Creo que se habla de humanismo con alguna ligereza y de política con una suerte de descarada verborrea e ignorancia. El movimiento artístico, filosófico y cultural surgido en la Europa de los siglos XIV y XV se basó en valores y principios recuperados de la Antigüedad Clásica. Han pasado seis siglos y nuestro devenir personal, colectivo y social sigue anclado en aquel antropocentrismo racionalista que colocó al hombre como eje y centro de toda actividad humana. Persiste una ingenua y peligrosa deificación del hombre racional en detrimento de la idea de Dios y de cualquier viso de creacionismo. Fueron Dante, Petrarca y Giovanni Bocaccio, grandes defensores de este humanismo que llamaremos racionalista, que impulsaron el espíritu crítico y que se quedarían mudos si les dijéramos que hoy, en el siglo XXI, se ha agotado la palabra misma. El espíritu crítico no tiene cauce de expresión y el abismo entre humanismo y persona es ya insalvable. La razón humana como motor de la búsqueda de respuestas sigue dejando de lado cualquier clase de creencia, dogma o fe. Deja de lado la espiritualidad inherente a toda persona humanista o no, racionalista o no, religiosa o no. A lo sumo, una parte de este humanismo renacentista vigente hoy admite a la iglesia como elemento de paz entre los hombres y las naciones. Es evidente que el fracaso es deprimente. Es sonoro y es mudo también.

He dicho que esos grandes hombres como Petrarca o Dante enmudecerían hoy. No existe en el lenguaje, ni siquiera en la voluntariosa semántica de la poesía, modo de expresar los asesinatos de miles de niños en Gaza, asesinados en sus escuelas y hospitales, en sus casas derruidas, en las colas del hambre más temible y sangrante, en el horror silente dentro del horror mismo. El humanismo racionalista no ha servido de nada, ha creado monstruos como Trump o Milei o Elon Musk, Putin o Netanyahu. También ha creado un abyecto buenismo de progresía que es inútil porque no contiene ni acción ni espíritu verdadero.

El humanismo debe ser espiritual y creador y solo debe internarse en la política cuando esta se haya desprovisto precisamente del más abyecto antropocentrismo: la posición, el poder y el dinero. La política debe ser un instrumento de gestión de los genuinos anhelos humanos, nunca su bastión manipulador, y menos aun un legitimado medio de injusticia institucional. También Dante y Petrarca quedarían mudos ante la política de rodillo excluyente de este siglo XXI donde la desigualdad ya no tiene voz.

Nada tiene voz ya. El genocidio de Gaza ha eliminado de un plumazo cualquier viso de humanismo y ha aflorado la vergüenza de ese buenismo de barniz que es más peligroso si cabe que el genocidio mismo.

Debemos recuperar la palabra y en ella el espíritu. Toda nuestra energía emocional que no está ya ni en el humanismo ni en la política. Está en otro lugar.

## Conjunto de registros
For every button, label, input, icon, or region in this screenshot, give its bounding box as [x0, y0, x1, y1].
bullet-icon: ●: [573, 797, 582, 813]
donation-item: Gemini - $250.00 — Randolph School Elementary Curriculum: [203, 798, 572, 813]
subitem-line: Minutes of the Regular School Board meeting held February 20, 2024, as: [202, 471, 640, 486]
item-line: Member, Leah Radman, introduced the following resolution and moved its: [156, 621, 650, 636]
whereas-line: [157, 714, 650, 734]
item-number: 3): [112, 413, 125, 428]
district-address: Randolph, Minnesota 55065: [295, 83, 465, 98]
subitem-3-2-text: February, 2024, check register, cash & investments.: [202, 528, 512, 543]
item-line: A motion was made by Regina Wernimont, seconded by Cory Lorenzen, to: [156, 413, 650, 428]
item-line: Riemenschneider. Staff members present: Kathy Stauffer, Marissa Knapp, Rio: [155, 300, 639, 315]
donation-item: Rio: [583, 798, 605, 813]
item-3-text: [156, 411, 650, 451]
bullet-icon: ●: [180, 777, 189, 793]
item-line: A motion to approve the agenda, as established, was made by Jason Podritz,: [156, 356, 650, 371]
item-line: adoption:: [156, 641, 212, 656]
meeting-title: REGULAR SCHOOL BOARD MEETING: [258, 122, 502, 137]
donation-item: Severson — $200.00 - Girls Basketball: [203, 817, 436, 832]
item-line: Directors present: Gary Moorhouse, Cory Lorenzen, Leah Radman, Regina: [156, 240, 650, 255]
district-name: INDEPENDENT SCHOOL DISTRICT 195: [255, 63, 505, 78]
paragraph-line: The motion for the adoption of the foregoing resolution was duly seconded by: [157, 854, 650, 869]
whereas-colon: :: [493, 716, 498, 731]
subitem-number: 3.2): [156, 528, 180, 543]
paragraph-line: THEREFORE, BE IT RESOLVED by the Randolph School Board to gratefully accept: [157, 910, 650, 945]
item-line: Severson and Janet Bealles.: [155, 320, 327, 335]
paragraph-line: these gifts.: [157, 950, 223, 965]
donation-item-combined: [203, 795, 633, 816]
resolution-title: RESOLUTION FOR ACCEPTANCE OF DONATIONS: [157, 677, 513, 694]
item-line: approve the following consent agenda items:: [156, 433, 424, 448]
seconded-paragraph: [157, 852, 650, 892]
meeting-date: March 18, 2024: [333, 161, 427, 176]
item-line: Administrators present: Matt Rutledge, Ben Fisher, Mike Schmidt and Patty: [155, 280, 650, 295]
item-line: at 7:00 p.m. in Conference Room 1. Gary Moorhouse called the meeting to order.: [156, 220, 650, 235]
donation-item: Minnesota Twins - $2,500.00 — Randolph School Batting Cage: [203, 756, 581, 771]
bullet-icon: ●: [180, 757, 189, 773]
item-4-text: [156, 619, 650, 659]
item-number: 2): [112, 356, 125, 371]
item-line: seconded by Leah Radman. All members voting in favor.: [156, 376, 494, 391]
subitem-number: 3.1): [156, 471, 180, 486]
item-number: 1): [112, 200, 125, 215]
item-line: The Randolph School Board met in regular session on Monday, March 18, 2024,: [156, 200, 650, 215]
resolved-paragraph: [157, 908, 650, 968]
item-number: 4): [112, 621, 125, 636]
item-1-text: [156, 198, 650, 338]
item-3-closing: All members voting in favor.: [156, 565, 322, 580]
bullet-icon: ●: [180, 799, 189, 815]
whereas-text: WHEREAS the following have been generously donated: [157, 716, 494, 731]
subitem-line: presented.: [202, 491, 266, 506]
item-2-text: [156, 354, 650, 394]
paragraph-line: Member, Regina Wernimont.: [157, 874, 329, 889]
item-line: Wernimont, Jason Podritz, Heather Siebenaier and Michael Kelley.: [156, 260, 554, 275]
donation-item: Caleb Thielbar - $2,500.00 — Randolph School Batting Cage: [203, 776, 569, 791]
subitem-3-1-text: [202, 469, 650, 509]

## Consigna
Responda estas preguntas sobre el texto acerca del humanismo y la política:
1. ¿En qué siglos surgió en Europa el movimiento artístico, filosófico y cultural que se menciona?
2. ¿Qué tres cosas se presentan como el más abyecto antropocentrismo?
3. Según el último párrafo, ¿qué debemos recuperar?

## Resultado
1. Surgió en los siglos XIV y XV.
2. Son la posición, el poder y el dinero.
3. Debemos recuperar la palabra y, en ella, el espíritu.